EXTRAIT SOURCE →
%%
Face à la crise du capitalisme et au retour des monstres Penser le futur

mardi 12 novembre 2019.
 

Par Olivia Carolino Pires, économiste et chercheuse à l’institut de recherche Tricontinental au Brésil. Elle était l’invitée des AmFis d’été 2019 à Toulouse pour participer à la conférence « des résistances aux révolutions citoyennes dans le monde ».

Avec cet article, suite aux AmFis, Olivia Carolino Pires nous parle de l’Institut Tricontinental réparti sur les trois continents du Sud Global, des enjeux de la lutte contre le capitalisme aujourd’hui, la montée des fascismes dans le monde et de la confluence des luttes populaires latino-américaines avec la révolution citoyenne

La conférence « des résistances aux révolutions citoyennes dans le monde » a permis la rencontre de la révolution soudanaise avec la perspective des processus révolutionnaires en Amérique latine, grâce à la France Insoumise, qui a développé le concept de révolution citoyenne. Nous avons eu l’honneur d’écouter le témoignage de Rachida Shams Al Din sur le processus révolutionnaire en cours au Soudan et avons eu l’occasion de présenter le travail de l’Institut Tricontinental de recherche sociale.
%%
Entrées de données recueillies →
%%
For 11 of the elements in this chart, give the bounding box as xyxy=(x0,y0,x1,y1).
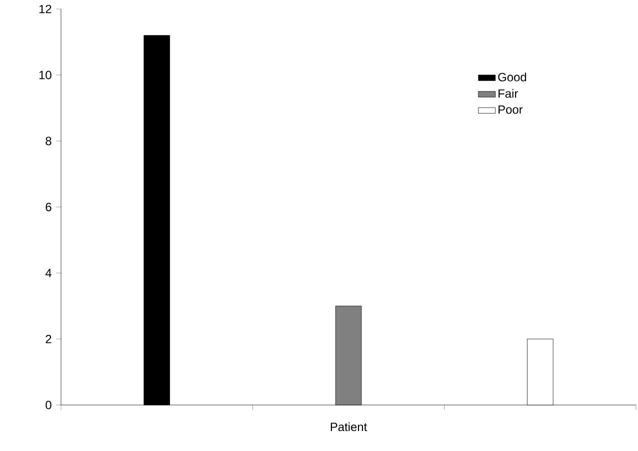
x-axis-title: Patient xyxy=(330,422,368,432)
y-tick-label: 8 xyxy=(46,136,52,146)
y-tick-label: 6 xyxy=(46,202,52,212)
legend-label: Poor xyxy=(498,105,523,114)
y-tick-label: 0 xyxy=(46,400,52,410)
y-tick-label: 10 xyxy=(39,70,52,80)
y-tick-label: 12 xyxy=(39,4,52,14)
legend-label: Good xyxy=(498,72,526,82)
y-tick-label: 4 xyxy=(45,268,52,278)
legend-label: Fair xyxy=(498,89,518,98)
y-tick-label: 2 xyxy=(46,334,52,344)
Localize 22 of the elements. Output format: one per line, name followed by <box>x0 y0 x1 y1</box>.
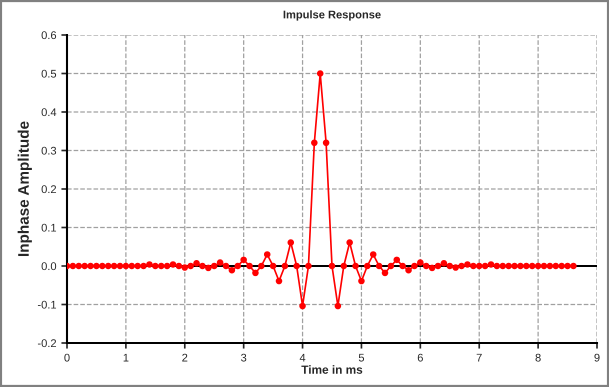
x-tick-label: 6 <box>418 354 423 362</box>
y-tick-label: 0.4 <box>42 108 56 116</box>
x-tick-label: 5 <box>358 354 364 362</box>
chart-title: Impulse Response <box>284 10 381 21</box>
x-tick-label: 3 <box>241 354 246 362</box>
y-tick-label: 0.0 <box>42 262 56 270</box>
y-axis-title: Inphase Amplitude <box>18 121 32 256</box>
y-tick-label: 0.5 <box>42 70 56 78</box>
x-axis-title: Time in ms <box>301 365 362 374</box>
y-tick-label: 0.3 <box>42 146 56 155</box>
x-tick-label: 8 <box>536 354 541 362</box>
y-tick-label: 0.1 <box>42 224 56 232</box>
y-tick-label: 0.6 <box>42 31 56 40</box>
y-tick-label: -0.2 <box>38 339 56 348</box>
y-tick-label: 0.2 <box>42 185 56 194</box>
x-tick-label: 1 <box>124 354 128 362</box>
x-tick-label: 2 <box>182 354 188 362</box>
x-tick-label: 9 <box>594 354 600 362</box>
x-tick-label: 7 <box>476 354 482 362</box>
x-tick-label: 0 <box>64 354 70 362</box>
x-tick-label: 4 <box>300 354 306 362</box>
y-tick-label: -0.1 <box>38 300 56 309</box>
%%
CONSIGNES →
A: Reprenez le passage de l'extrait source commençant par « Avec cet article, suite » et allant jusqu'à « de recherche sociale. », en substituant « Amérique du Sud » à « Amérique latine ».
B: Relevez tous les noms de pays et de villes cités dans l'extrait source.

RÉPONSES PAR TÂCHE →
A:
Avec cet article, suite aux AmFis, Olivia Carolino Pires nous parle de l’Institut Tricontinental réparti sur les trois continents du Sud Global, des enjeux de la lutte contre le capitalisme aujourd’hui, la montée des fascismes dans le monde et de la confluence des luttes populaires latino-américaines avec la révolution citoyenne

La conférence « des résistances aux révolutions citoyennes dans le monde » a permis la rencontre de la révolution soudanaise avec la perspective des processus révolutionnaires en Amérique du Sud, grâce à la France Insoumise, qui a développé le concept de révolution citoyenne. Nous avons eu l’honneur d’écouter le témoignage de Rachida Shams Al Din sur le processus révolutionnaire en cours au Soudan et avons eu l’occasion de présenter le travail de l’Institut Tricontinental de recherche sociale.

B: Brésil, Toulouse, Soudan